**Provided records:**
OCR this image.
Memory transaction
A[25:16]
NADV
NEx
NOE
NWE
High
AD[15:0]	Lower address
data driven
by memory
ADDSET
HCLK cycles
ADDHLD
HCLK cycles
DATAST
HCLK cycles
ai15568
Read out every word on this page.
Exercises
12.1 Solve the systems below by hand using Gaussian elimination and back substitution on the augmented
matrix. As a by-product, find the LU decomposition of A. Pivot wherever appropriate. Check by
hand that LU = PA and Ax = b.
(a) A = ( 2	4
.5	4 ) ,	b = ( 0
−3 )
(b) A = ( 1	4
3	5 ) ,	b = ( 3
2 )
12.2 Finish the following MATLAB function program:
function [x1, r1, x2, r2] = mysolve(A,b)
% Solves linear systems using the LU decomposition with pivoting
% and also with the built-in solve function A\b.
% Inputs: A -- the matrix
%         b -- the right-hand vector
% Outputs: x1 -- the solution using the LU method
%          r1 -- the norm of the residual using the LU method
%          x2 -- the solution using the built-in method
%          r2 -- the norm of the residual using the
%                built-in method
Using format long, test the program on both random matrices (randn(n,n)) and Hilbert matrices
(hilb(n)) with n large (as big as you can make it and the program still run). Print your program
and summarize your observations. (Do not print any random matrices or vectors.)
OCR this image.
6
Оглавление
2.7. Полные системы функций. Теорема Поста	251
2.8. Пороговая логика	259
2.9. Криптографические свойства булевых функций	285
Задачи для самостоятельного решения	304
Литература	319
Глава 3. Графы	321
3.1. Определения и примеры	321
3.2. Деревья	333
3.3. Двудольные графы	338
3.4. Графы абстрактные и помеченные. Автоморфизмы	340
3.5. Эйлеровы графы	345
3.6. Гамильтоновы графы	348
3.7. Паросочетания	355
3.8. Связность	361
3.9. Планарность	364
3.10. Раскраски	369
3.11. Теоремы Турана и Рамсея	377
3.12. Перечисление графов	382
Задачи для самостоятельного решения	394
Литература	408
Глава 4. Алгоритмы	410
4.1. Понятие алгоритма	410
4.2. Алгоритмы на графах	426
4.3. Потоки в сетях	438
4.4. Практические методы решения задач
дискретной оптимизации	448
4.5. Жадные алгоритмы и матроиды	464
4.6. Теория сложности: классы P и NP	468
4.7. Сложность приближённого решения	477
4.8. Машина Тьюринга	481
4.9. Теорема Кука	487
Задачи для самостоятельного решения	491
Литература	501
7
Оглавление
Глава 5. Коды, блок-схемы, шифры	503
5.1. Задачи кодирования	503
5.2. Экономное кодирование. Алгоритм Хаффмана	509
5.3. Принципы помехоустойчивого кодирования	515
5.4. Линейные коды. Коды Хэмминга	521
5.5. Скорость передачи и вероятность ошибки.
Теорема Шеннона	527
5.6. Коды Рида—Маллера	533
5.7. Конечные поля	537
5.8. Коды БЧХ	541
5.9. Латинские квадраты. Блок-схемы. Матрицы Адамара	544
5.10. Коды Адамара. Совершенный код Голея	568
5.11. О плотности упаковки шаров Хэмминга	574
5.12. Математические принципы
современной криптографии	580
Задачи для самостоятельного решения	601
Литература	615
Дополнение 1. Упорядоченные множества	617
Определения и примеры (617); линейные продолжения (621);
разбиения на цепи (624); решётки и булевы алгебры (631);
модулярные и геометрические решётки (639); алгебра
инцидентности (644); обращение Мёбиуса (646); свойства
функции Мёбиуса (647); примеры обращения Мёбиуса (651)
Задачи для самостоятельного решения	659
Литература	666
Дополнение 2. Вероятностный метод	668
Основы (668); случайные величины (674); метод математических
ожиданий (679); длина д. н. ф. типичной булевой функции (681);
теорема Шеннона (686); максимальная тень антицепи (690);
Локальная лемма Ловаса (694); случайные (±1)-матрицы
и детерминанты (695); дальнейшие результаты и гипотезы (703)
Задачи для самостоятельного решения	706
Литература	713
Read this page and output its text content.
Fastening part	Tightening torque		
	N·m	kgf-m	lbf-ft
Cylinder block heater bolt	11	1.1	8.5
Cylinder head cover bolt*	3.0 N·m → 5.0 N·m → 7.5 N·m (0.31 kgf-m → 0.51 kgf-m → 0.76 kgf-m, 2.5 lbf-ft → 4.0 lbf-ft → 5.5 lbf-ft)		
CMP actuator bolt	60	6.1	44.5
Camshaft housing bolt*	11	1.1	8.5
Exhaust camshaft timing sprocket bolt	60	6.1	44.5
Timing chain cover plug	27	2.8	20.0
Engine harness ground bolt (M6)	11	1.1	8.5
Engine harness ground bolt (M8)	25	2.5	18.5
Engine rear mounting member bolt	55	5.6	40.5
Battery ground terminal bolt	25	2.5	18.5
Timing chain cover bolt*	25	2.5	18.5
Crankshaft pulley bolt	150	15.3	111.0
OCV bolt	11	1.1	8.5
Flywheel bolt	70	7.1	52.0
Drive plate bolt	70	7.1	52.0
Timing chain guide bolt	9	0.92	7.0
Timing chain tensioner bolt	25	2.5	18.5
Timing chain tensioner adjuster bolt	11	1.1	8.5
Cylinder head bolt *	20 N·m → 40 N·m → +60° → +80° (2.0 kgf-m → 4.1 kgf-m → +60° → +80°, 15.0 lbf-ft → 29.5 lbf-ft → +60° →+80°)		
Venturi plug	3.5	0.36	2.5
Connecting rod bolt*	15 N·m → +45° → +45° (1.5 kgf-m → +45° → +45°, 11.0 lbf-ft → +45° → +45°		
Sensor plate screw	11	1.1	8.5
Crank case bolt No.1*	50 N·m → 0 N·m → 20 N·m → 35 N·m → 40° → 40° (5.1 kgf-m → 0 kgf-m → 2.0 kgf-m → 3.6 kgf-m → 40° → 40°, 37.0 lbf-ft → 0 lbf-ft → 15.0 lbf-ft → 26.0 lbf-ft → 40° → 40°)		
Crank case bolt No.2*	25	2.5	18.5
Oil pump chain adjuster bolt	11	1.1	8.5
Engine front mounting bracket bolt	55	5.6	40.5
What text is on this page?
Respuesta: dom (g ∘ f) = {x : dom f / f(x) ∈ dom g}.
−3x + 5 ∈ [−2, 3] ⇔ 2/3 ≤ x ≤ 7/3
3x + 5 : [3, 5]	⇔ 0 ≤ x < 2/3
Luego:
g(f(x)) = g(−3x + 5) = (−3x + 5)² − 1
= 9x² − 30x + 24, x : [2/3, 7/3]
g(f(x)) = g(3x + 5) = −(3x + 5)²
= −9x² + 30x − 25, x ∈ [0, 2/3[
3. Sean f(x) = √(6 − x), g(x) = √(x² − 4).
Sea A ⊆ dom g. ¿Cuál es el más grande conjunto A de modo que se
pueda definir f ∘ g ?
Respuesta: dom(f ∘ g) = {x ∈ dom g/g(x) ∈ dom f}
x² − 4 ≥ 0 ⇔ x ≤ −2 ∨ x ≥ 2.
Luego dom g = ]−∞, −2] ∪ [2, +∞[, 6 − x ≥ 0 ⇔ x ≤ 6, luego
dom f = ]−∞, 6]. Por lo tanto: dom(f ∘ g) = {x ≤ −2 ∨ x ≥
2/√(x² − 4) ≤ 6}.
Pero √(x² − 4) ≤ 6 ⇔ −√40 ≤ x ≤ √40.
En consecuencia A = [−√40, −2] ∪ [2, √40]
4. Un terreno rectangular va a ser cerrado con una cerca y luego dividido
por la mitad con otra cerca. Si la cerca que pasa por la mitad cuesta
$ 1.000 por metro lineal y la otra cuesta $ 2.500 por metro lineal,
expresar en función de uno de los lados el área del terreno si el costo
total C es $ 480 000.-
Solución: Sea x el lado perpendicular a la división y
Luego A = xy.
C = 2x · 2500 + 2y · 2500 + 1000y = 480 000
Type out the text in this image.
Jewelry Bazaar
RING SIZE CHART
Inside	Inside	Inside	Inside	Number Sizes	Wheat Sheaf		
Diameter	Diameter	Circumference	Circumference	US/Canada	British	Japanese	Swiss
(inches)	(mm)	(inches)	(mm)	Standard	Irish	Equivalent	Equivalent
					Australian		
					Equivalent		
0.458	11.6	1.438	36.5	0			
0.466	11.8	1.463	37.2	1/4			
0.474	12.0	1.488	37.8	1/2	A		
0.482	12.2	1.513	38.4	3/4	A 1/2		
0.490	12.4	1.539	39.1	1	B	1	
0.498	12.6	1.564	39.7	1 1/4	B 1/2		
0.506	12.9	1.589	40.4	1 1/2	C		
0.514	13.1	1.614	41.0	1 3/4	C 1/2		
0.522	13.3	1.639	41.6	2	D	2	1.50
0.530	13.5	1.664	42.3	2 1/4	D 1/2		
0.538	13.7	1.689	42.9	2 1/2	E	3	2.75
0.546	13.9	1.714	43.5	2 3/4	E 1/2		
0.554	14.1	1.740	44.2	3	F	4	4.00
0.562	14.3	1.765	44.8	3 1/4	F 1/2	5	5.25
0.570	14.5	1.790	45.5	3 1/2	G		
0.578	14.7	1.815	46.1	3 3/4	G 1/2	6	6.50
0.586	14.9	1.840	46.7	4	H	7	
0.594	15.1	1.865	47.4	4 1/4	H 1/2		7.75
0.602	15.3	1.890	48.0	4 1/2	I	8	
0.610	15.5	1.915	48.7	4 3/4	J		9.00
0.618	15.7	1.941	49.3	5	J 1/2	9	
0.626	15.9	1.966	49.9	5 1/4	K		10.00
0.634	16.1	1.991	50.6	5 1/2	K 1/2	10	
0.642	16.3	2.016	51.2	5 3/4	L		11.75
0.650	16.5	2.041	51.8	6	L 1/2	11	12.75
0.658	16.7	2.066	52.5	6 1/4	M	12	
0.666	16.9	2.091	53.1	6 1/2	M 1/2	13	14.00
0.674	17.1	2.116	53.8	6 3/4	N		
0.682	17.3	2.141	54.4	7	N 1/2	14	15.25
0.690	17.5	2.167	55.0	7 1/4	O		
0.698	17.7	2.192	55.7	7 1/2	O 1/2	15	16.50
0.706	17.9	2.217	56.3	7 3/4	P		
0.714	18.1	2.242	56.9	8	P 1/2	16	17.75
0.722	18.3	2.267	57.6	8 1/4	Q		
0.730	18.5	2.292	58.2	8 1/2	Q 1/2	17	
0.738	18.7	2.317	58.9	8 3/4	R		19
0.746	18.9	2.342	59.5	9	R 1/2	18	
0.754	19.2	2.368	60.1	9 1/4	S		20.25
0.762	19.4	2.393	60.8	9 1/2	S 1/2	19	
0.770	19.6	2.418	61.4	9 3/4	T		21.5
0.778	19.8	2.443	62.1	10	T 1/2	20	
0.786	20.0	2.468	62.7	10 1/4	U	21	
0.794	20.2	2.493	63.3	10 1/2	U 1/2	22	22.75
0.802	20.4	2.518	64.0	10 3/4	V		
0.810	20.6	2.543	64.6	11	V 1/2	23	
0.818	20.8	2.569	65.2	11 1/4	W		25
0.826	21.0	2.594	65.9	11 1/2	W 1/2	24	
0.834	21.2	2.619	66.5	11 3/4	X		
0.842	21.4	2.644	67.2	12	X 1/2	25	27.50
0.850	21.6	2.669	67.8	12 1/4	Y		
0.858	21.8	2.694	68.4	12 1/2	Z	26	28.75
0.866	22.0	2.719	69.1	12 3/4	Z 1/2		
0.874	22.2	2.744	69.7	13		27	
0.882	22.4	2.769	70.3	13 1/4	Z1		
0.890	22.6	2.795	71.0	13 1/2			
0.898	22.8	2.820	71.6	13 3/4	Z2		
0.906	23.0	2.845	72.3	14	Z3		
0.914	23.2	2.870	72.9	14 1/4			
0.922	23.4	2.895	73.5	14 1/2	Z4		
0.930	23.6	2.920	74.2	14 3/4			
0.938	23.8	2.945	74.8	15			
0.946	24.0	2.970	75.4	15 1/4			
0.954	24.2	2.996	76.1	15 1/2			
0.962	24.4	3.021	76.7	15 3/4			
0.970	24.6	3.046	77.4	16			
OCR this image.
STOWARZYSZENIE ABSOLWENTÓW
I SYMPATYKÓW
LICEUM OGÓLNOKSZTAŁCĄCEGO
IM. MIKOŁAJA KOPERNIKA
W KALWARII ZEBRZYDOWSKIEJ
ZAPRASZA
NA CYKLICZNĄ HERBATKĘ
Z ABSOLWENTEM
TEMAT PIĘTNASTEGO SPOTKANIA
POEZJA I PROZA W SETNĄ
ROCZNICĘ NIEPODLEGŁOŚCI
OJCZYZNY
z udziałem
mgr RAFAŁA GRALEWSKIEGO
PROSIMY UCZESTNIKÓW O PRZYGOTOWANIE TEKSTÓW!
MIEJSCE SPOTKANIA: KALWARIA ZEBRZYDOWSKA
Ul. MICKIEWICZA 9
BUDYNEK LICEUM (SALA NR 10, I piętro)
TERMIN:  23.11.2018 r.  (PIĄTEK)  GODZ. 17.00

**Task to carry out:** Within the listing above, work out how many lines contain the string "built", and reply with that number only.

**Result of the task:** 3